= RECORD EXCERPTS =

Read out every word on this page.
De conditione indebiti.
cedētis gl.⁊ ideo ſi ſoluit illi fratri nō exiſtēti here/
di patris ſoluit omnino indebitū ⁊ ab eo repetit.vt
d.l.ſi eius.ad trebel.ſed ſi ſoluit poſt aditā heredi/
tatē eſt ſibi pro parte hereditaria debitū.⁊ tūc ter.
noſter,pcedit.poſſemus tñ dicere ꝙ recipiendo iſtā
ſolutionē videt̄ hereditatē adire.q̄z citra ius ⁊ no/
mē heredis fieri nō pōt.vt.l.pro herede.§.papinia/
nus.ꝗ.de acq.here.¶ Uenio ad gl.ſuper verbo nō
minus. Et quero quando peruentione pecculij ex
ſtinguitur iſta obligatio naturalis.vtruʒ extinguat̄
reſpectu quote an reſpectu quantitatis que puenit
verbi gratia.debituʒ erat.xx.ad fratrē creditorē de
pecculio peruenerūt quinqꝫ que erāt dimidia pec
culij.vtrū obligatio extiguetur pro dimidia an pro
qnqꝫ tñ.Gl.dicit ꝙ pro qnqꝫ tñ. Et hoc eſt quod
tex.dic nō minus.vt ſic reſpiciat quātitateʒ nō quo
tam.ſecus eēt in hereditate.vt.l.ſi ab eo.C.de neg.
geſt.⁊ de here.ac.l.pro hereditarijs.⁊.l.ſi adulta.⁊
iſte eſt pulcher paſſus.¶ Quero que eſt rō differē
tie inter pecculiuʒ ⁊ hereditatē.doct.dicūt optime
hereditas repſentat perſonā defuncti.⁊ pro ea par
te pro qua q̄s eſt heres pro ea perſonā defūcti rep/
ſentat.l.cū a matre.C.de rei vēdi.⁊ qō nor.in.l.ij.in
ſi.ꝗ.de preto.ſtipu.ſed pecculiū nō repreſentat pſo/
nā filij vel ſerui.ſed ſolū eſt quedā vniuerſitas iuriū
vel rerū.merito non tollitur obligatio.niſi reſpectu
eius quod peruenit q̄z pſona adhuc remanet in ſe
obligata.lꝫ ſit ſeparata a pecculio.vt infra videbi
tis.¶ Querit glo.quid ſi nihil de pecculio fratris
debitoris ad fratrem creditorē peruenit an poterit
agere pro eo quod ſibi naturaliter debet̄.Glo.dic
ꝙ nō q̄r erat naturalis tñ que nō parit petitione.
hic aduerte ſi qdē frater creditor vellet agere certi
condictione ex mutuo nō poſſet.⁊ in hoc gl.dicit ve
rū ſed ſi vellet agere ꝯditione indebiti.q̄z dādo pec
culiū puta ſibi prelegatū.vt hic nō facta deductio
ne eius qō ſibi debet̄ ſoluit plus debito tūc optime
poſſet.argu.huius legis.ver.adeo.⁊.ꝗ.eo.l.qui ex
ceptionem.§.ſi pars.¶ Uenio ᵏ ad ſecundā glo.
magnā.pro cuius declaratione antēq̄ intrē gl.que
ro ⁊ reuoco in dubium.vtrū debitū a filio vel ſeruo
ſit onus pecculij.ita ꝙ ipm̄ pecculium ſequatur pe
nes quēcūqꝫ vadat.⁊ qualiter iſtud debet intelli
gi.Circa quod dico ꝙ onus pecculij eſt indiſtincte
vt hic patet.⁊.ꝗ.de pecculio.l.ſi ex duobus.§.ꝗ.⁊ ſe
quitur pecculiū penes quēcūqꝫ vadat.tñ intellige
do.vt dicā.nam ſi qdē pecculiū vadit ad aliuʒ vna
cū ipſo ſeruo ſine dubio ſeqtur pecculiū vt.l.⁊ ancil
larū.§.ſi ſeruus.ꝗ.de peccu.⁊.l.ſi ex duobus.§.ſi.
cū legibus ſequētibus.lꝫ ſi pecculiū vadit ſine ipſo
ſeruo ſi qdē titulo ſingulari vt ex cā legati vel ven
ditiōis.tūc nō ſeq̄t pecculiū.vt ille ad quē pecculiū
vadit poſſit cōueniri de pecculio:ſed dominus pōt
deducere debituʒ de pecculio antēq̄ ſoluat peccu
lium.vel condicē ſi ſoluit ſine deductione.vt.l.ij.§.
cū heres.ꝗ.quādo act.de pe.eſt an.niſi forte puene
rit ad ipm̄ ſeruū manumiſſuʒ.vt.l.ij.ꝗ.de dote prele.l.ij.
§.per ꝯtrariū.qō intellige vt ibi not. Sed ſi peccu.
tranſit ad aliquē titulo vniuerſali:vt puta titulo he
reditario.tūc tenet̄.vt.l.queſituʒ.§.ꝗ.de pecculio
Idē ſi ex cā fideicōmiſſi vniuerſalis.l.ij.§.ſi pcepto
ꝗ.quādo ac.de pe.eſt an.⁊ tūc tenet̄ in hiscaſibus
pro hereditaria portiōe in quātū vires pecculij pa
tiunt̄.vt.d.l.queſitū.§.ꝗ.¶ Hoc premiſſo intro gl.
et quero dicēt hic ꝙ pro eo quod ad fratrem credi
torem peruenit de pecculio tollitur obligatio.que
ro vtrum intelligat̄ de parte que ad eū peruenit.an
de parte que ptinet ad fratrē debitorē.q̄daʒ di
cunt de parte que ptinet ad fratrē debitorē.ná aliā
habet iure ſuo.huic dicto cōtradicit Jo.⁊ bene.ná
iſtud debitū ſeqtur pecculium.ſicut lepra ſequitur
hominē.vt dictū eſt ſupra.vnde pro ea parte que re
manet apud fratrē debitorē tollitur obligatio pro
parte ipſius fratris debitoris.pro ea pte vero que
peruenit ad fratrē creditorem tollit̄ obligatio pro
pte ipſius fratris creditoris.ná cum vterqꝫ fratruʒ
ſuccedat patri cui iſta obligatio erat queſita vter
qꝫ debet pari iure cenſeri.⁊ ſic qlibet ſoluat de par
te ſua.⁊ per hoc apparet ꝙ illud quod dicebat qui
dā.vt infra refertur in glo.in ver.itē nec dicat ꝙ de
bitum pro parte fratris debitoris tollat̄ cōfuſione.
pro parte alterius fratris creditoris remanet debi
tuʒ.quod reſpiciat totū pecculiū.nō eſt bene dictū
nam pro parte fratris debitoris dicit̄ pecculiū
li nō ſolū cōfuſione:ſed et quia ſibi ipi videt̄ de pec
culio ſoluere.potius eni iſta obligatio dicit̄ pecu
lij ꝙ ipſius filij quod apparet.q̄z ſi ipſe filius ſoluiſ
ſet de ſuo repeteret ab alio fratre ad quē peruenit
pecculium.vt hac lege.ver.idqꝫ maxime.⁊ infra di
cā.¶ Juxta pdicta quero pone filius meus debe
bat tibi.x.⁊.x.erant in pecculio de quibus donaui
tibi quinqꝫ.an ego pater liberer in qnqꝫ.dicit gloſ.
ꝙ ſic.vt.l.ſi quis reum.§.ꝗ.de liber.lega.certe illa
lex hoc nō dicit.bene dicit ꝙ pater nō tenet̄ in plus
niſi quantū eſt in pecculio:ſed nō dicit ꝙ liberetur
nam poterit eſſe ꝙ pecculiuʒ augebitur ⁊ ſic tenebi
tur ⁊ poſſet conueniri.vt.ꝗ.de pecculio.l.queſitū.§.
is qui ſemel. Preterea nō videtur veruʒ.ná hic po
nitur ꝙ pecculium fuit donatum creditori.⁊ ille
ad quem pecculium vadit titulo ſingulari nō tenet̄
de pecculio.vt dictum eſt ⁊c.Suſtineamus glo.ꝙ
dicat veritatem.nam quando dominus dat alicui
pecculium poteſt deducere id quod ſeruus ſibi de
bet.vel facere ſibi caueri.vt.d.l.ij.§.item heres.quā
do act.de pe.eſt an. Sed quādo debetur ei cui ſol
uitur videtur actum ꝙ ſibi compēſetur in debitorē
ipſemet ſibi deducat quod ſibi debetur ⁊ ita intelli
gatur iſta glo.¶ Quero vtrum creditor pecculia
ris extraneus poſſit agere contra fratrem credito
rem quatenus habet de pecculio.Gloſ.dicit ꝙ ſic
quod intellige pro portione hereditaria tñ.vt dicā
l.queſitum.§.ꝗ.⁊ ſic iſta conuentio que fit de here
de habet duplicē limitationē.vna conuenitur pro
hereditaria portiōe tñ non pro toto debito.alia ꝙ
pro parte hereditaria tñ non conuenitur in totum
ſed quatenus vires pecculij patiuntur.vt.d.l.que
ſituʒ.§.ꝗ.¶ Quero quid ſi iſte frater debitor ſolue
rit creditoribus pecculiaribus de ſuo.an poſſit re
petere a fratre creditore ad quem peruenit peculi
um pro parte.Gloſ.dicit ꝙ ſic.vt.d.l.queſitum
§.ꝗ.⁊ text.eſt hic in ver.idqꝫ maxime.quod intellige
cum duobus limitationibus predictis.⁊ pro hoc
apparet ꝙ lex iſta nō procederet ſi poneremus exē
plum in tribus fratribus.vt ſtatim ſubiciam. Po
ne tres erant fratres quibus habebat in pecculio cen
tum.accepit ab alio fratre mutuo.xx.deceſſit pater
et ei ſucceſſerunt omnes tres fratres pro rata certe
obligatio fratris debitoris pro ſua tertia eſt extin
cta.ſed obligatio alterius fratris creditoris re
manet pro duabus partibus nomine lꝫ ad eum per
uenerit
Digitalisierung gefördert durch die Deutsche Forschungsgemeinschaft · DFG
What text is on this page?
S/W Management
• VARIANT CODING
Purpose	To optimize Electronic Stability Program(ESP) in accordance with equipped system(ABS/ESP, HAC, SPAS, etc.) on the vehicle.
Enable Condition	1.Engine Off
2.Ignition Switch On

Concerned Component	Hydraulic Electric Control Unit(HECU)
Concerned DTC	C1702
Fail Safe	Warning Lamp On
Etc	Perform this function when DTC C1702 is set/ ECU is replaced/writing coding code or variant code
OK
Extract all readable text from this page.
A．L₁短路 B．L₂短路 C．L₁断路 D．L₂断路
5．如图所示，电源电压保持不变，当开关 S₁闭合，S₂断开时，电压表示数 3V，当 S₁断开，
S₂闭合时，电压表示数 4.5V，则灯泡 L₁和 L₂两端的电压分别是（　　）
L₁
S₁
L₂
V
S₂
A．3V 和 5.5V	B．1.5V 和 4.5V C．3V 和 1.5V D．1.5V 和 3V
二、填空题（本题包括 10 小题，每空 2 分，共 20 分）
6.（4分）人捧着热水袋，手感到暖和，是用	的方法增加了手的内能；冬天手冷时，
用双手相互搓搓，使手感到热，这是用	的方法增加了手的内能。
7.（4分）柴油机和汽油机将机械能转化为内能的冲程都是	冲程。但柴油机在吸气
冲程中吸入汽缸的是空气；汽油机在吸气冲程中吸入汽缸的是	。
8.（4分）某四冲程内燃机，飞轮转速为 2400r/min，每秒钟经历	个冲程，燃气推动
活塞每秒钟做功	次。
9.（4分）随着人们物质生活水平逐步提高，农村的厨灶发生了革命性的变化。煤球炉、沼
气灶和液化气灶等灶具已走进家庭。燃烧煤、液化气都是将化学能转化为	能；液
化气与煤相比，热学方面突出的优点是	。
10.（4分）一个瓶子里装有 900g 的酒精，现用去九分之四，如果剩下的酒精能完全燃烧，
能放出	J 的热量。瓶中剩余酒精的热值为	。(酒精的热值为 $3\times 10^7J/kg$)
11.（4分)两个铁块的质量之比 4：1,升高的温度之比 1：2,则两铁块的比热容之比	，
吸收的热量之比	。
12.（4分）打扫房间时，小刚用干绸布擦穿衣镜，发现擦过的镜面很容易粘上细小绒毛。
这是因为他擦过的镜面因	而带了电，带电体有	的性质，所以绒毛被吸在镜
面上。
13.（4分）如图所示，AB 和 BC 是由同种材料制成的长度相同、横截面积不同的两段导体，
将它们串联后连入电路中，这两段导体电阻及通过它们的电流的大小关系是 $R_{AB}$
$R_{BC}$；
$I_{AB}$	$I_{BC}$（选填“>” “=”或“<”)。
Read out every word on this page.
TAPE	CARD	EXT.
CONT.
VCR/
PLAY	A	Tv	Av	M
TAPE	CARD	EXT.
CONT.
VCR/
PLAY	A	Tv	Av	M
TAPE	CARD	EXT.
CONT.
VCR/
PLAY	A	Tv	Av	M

= GIVEN INSTRUCTION =
Scan the material above and determine how many lines include the word "debetur"; report only the number.

= SOLUTION FOR THIS EXERCISE =
2